(A run of records)

[Start]

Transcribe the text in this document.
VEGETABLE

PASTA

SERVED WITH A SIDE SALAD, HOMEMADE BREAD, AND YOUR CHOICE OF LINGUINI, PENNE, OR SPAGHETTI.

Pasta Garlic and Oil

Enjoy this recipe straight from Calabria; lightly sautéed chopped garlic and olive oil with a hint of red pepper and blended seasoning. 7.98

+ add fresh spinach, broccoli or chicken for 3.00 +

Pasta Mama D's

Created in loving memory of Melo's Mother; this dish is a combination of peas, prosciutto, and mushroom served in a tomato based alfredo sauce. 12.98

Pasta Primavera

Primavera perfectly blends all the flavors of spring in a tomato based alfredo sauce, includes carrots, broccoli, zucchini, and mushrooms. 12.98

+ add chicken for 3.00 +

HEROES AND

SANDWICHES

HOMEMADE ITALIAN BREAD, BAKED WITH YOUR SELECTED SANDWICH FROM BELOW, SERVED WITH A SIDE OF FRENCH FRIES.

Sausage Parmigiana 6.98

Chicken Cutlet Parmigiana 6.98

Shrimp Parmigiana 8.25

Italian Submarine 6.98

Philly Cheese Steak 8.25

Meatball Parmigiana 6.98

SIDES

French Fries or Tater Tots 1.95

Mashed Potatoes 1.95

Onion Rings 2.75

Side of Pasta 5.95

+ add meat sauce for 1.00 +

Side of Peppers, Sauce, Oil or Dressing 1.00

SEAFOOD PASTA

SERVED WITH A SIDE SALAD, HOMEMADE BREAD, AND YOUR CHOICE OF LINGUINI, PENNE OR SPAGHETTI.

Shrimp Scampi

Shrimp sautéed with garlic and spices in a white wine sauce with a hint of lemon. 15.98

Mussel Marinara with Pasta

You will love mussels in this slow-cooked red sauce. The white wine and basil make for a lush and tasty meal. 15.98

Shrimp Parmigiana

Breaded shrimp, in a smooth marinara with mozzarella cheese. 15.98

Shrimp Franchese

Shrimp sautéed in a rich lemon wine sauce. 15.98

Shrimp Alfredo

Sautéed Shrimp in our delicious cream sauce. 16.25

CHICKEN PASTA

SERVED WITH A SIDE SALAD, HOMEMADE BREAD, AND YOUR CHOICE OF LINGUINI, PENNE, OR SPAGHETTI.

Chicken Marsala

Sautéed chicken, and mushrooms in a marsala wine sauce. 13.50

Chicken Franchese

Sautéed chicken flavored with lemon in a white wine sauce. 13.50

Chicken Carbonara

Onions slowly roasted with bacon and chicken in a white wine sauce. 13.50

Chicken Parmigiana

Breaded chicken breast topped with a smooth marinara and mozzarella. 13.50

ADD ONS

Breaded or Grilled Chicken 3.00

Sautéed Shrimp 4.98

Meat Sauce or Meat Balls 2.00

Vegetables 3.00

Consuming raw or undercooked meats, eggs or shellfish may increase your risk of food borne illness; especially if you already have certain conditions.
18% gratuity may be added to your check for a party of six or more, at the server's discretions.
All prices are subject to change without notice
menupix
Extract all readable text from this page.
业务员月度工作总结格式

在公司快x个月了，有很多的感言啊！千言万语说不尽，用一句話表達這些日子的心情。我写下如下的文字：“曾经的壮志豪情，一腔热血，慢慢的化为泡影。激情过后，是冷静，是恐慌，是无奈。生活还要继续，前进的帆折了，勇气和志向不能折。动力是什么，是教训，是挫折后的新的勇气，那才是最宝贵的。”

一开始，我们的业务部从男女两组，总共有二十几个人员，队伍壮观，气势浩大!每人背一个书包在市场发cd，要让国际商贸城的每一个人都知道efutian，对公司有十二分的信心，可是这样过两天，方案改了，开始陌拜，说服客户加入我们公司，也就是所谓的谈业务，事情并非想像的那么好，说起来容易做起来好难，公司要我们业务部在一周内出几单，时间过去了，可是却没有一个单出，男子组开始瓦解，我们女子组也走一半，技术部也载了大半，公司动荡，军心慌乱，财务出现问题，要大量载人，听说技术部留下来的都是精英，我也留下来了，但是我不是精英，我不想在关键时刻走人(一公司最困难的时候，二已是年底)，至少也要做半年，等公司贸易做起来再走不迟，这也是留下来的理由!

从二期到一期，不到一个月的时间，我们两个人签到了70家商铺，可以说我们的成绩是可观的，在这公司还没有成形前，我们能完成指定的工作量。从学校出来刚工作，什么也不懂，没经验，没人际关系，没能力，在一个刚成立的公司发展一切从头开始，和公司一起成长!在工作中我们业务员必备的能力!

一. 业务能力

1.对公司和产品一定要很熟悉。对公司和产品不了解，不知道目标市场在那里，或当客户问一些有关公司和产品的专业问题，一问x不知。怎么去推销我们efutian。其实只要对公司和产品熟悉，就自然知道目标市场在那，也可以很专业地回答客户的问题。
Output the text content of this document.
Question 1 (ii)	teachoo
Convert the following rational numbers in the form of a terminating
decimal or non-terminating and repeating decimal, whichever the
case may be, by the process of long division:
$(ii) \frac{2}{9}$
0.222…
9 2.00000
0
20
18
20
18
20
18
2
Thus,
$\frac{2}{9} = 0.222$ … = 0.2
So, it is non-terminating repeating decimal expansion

[End]

**Exercise:** State the number of lines above that hold the string "document", with nothing added.

**Complete answer:** 2